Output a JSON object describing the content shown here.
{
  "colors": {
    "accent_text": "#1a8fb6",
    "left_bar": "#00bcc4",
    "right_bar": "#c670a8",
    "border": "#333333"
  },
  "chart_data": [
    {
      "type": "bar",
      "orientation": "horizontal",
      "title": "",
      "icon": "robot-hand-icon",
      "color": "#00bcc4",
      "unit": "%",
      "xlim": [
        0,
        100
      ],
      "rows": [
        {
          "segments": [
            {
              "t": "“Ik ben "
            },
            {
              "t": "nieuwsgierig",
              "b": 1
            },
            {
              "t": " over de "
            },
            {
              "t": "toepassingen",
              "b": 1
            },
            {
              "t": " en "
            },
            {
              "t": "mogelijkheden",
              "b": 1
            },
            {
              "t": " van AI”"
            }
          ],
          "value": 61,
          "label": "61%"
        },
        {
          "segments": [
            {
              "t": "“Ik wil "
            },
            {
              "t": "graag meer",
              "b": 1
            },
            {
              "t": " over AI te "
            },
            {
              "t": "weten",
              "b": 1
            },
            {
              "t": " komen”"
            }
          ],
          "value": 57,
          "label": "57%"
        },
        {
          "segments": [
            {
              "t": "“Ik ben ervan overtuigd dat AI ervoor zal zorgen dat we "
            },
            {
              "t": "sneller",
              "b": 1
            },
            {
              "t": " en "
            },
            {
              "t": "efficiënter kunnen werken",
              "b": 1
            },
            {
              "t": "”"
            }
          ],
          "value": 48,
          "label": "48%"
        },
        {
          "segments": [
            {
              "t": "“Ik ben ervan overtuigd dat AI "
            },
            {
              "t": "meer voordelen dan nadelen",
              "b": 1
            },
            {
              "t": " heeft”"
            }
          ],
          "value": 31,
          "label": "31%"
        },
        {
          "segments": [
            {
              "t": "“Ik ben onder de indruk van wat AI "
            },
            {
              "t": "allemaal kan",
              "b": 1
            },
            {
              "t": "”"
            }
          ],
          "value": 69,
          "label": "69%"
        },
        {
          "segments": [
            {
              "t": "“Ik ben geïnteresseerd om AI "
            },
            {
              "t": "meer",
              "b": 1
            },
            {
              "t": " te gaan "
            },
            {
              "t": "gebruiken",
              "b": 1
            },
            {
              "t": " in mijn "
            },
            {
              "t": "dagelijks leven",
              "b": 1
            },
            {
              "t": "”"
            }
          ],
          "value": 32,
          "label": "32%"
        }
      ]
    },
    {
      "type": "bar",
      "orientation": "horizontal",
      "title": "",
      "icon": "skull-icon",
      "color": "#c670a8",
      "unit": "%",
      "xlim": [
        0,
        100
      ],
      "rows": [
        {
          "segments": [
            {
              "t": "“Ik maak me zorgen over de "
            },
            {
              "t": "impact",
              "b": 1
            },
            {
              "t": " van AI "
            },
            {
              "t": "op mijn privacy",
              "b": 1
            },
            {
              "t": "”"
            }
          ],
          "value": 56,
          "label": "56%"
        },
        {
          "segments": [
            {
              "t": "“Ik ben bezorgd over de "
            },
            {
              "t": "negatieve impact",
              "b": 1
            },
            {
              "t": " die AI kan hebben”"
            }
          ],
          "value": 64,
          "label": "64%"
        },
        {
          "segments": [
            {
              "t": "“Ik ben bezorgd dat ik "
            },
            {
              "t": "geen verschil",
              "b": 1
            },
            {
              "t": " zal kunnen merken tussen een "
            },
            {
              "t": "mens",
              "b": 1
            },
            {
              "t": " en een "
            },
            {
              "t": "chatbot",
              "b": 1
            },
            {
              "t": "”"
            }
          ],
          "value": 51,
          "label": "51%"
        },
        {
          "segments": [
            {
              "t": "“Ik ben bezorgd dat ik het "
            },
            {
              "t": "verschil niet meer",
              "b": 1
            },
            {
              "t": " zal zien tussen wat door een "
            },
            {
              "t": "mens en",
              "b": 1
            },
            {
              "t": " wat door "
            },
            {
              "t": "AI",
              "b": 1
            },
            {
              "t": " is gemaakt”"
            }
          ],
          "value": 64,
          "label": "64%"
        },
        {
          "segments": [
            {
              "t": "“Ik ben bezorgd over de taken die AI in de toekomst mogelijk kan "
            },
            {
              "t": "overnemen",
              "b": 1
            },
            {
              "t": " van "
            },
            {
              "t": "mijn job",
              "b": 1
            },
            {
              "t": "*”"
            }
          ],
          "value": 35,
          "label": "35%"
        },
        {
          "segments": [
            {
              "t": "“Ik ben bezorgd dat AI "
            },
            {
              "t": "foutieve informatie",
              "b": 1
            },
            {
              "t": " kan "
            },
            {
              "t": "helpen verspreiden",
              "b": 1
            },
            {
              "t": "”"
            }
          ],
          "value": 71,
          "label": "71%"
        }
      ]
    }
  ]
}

* [WHAT THE TASK REQUIRES] Output the full listing without altering anything.

* [EXERCISE RESPONSE]
Output a JSON object describing the content shown here.
{
  "colors": {
    "accent_text": "#1a8fb6",
    "left_bar": "#00bcc4",
    "right_bar": "#c670a8",
    "border": "#333333"
  },
  "chart_data": [
    {
      "type": "bar",
      "orientation": "horizontal",
      "title": "",
      "icon": "robot-hand-icon",
      "color": "#00bcc4",
      "unit": "%",
      "xlim": [
        0,
        100
      ],
      "rows": [
        {
          "segments": [
            {
              "t": "“Ik ben "
            },
            {
              "t": "nieuwsgierig",
              "b": 1
            },
            {
              "t": " over de "
            },
            {
              "t": "toepassingen",
              "b": 1
            },
            {
              "t": " en "
            },
            {
              "t": "mogelijkheden",
              "b": 1
            },
            {
              "t": " van AI”"
            }
          ],
          "value": 61,
          "label": "61%"
        },
        {
          "segments": [
            {
              "t": "“Ik wil "
            },
            {
              "t": "graag meer",
              "b": 1
            },
            {
              "t": " over AI te "
            },
            {
              "t": "weten",
              "b": 1
            },
            {
              "t": " komen”"
            }
          ],
          "value": 57,
          "label": "57%"
        },
        {
          "segments": [
            {
              "t": "“Ik ben ervan overtuigd dat AI ervoor zal zorgen dat we "
            },
            {
              "t": "sneller",
              "b": 1
            },
            {
              "t": " en "
            },
            {
              "t": "efficiënter kunnen werken",
              "b": 1
            },
            {
              "t": "”"
            }
          ],
          "value": 48,
          "label": "48%"
        },
        {
          "segments": [
            {
              "t": "“Ik ben ervan overtuigd dat AI "
            },
            {
              "t": "meer voordelen dan nadelen",
              "b": 1
            },
            {
              "t": " heeft”"
            }
          ],
          "value": 31,
          "label": "31%"
        },
        {
          "segments": [
            {
              "t": "“Ik ben onder de indruk van wat AI "
            },
            {
              "t": "allemaal kan",
              "b": 1
            },
            {
              "t": "”"
            }
          ],
          "value": 69,
          "label": "69%"
        },
        {
          "segments": [
            {
              "t": "“Ik ben geïnteresseerd om AI "
            },
            {
              "t": "meer",
              "b": 1
            },
            {
              "t": " te gaan "
            },
            {
              "t": "gebruiken",
              "b": 1
            },
            {
              "t": " in mijn "
            },
            {
              "t": "dagelijks leven",
              "b": 1
            },
            {
              "t": "”"
            }
          ],
          "value": 32,
          "label": "32%"
        }
      ]
    },
    {
      "type": "bar",
      "orientation": "horizontal",
      "title": "",
      "icon": "skull-icon",
      "color": "#c670a8",
      "unit": "%",
      "xlim": [
        0,
        100
      ],
      "rows": [
        {
          "segments": [
            {
              "t": "“Ik maak me zorgen over de "
            },
            {
              "t": "impact",
              "b": 1
            },
            {
              "t": " van AI "
            },
            {
              "t": "op mijn privacy",
              "b": 1
            },
            {
              "t": "”"
            }
          ],
          "value": 56,
          "label": "56%"
        },
        {
          "segments": [
            {
              "t": "“Ik ben bezorgd over de "
            },
            {
              "t": "negatieve impact",
              "b": 1
            },
            {
              "t": " die AI kan hebben”"
            }
          ],
          "value": 64,
          "label": "64%"
        },
        {
          "segments": [
            {
              "t": "“Ik ben bezorgd dat ik "
            },
            {
              "t": "geen verschil",
              "b": 1
            },
            {
              "t": " zal kunnen merken tussen een "
            },
            {
              "t": "mens",
              "b": 1
            },
            {
              "t": " en een "
            },
            {
              "t": "chatbot",
              "b": 1
            },
            {
              "t": "”"
            }
          ],
          "value": 51,
          "label": "51%"
        },
        {
          "segments": [
            {
              "t": "“Ik ben bezorgd dat ik het "
            },
            {
              "t": "verschil niet meer",
              "b": 1
            },
            {
              "t": " zal zien tussen wat door een "
            },
            {
              "t": "mens en",
              "b": 1
            },
            {
              "t": " wat door "
            },
            {
              "t": "AI",
              "b": 1
            },
            {
              "t": " is gemaakt”"
            }
          ],
          "value": 64,
          "label": "64%"
        },
        {
          "segments": [
            {
              "t": "“Ik ben bezorgd over de taken die AI in de toekomst mogelijk kan "
            },
            {
              "t": "overnemen",
              "b": 1
            },
            {
              "t": " van "
            },
            {
              "t": "mijn job",
              "b": 1
            },
            {
              "t": "*”"
            }
          ],
          "value": 35,
          "label": "35%"
        },
        {
          "segments": [
            {
              "t": "“Ik ben bezorgd dat AI "
            },
            {
              "t": "foutieve informatie",
              "b": 1
            },
            {
              "t": " kan "
            },
            {
              "t": "helpen verspreiden",
              "b": 1
            },
            {
              "t": "”"
            }
          ],
          "value": 71,
          "label": "71%"
        }
      ]
    }
  ]
}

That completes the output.